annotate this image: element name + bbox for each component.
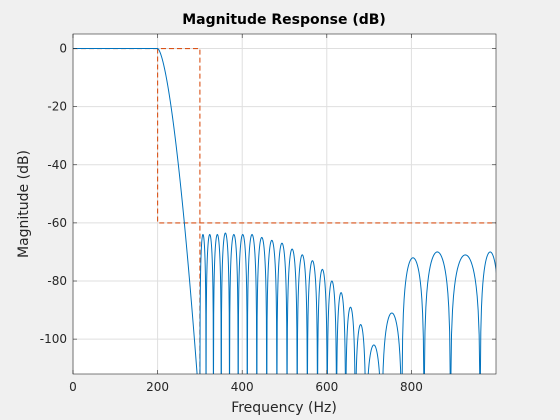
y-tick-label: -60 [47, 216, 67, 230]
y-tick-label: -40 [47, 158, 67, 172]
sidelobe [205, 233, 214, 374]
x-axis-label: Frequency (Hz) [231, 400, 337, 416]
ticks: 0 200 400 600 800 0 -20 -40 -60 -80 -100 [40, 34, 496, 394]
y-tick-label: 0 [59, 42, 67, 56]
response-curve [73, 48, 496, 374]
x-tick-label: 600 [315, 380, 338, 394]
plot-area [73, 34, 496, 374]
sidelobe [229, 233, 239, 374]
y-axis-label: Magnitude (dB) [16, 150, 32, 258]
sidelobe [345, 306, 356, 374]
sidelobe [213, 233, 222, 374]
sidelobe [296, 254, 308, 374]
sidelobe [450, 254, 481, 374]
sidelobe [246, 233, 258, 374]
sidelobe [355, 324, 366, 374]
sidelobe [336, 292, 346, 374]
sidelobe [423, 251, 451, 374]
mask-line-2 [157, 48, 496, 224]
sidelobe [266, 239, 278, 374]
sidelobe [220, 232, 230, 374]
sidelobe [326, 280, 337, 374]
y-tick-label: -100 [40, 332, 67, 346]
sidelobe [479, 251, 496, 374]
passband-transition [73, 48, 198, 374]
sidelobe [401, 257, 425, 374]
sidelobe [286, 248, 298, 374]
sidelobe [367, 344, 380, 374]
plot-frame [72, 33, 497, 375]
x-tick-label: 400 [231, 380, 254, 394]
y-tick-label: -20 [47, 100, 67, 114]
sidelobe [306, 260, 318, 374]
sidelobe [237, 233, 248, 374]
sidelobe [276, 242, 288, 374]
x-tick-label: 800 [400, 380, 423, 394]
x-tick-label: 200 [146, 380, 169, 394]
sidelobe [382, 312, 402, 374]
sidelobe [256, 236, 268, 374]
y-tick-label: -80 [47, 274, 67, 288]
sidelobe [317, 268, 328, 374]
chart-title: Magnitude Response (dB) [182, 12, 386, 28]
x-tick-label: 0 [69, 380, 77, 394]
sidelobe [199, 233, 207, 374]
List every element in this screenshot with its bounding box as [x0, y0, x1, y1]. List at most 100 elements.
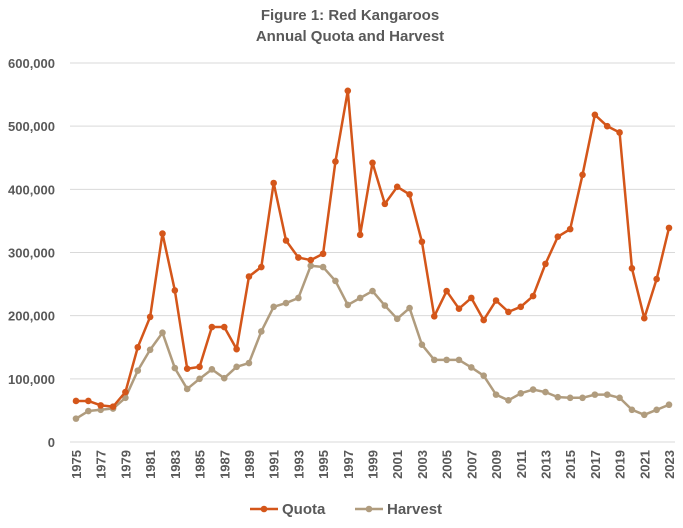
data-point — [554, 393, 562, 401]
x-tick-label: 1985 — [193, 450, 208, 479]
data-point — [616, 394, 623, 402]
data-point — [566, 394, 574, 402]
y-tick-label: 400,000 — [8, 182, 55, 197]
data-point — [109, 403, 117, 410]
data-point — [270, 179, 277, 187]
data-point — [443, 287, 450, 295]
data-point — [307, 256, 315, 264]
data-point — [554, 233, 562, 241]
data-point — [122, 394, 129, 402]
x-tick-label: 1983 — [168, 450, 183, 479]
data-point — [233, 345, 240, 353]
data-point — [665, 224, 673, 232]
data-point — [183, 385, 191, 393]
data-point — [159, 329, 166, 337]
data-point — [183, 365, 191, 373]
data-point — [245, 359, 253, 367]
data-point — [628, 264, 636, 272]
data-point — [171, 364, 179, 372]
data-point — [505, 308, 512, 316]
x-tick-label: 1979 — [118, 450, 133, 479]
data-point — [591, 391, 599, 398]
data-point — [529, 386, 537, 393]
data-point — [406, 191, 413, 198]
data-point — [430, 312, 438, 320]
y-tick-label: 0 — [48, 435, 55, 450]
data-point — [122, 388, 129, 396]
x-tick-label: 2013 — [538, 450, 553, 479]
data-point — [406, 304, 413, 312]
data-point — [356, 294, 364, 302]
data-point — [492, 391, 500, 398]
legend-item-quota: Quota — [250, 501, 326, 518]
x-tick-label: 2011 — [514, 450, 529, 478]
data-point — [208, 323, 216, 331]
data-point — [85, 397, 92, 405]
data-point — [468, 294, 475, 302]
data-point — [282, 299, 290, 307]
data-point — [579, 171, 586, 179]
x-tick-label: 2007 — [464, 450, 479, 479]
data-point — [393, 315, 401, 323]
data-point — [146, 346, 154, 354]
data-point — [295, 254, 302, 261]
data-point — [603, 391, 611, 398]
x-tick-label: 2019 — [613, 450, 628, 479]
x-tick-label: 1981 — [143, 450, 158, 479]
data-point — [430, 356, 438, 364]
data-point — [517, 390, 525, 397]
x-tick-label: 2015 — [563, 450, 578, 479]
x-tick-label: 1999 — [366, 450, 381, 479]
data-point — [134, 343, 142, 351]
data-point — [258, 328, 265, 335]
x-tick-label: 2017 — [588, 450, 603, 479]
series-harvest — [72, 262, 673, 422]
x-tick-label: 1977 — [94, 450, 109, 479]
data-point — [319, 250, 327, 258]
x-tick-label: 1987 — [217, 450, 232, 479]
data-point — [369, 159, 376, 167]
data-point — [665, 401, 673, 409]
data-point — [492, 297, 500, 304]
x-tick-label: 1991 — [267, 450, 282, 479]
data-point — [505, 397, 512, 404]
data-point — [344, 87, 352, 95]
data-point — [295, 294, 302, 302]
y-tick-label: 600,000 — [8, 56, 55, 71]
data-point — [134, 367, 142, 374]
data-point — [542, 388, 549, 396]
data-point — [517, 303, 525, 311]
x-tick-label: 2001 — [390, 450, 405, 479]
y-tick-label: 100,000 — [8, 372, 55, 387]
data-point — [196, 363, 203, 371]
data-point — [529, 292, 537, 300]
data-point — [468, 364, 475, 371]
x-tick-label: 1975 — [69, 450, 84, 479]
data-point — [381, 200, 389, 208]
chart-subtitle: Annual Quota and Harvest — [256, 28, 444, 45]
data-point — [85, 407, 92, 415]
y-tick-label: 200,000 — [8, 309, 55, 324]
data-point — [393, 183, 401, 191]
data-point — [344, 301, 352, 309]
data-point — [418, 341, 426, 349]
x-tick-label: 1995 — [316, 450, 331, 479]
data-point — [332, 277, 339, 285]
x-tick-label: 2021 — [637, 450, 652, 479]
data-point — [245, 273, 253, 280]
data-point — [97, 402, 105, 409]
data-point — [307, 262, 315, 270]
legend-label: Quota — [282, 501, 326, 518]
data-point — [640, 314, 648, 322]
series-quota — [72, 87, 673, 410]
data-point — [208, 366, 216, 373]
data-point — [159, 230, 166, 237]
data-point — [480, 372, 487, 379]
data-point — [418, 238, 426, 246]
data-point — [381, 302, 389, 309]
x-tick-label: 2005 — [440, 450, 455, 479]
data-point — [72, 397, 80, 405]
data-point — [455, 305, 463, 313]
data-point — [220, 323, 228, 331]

▬▬▬▬▬▬

**What you have to do**:
Copy the items word for word, starting at the very first line and ending at the line that contains "List every element", both ends included. Leave the pictures out of your copy.

**The solution**:
annotate this image: element name + bbox for each component.
y-tick-label: -60 [47, 216, 67, 230]
y-tick-label: -40 [47, 158, 67, 172]
sidelobe [205, 233, 214, 374]
x-axis-label: Frequency (Hz) [231, 400, 337, 416]
ticks: 0 200 400 600 800 0 -20 -40 -60 -80 -100 [40, 34, 496, 394]
y-tick-label: 0 [59, 42, 67, 56]
response-curve [73, 48, 496, 374]
x-tick-label: 600 [315, 380, 338, 394]
plot-area [73, 34, 496, 374]
sidelobe [229, 233, 239, 374]
y-axis-label: Magnitude (dB) [16, 150, 32, 258]
sidelobe [345, 306, 356, 374]
sidelobe [213, 233, 222, 374]
sidelobe [296, 254, 308, 374]
sidelobe [450, 254, 481, 374]
sidelobe [246, 233, 258, 374]
sidelobe [355, 324, 366, 374]
sidelobe [336, 292, 346, 374]
sidelobe [423, 251, 451, 374]
mask-line-2 [157, 48, 496, 224]
sidelobe [266, 239, 278, 374]
sidelobe [220, 232, 230, 374]
sidelobe [326, 280, 337, 374]
y-tick-label: -100 [40, 332, 67, 346]
sidelobe [479, 251, 496, 374]
passband-transition [73, 48, 198, 374]
sidelobe [401, 257, 425, 374]
sidelobe [286, 248, 298, 374]
sidelobe [367, 344, 380, 374]
plot-frame [72, 33, 497, 375]
x-tick-label: 400 [231, 380, 254, 394]
y-tick-label: -20 [47, 100, 67, 114]
sidelobe [306, 260, 318, 374]
sidelobe [237, 233, 248, 374]
sidelobe [276, 242, 288, 374]
x-tick-label: 800 [400, 380, 423, 394]
x-tick-label: 200 [146, 380, 169, 394]
sidelobe [382, 312, 402, 374]
sidelobe [256, 236, 268, 374]
y-tick-label: -80 [47, 274, 67, 288]
sidelobe [317, 268, 328, 374]
chart-title: Magnitude Response (dB) [182, 12, 386, 28]
x-tick-label: 0 [69, 380, 77, 394]
sidelobe [199, 233, 207, 374]
List every element in this screenshot with its bounding box as [x0, y0, x1, y1]. List at most 100 elements.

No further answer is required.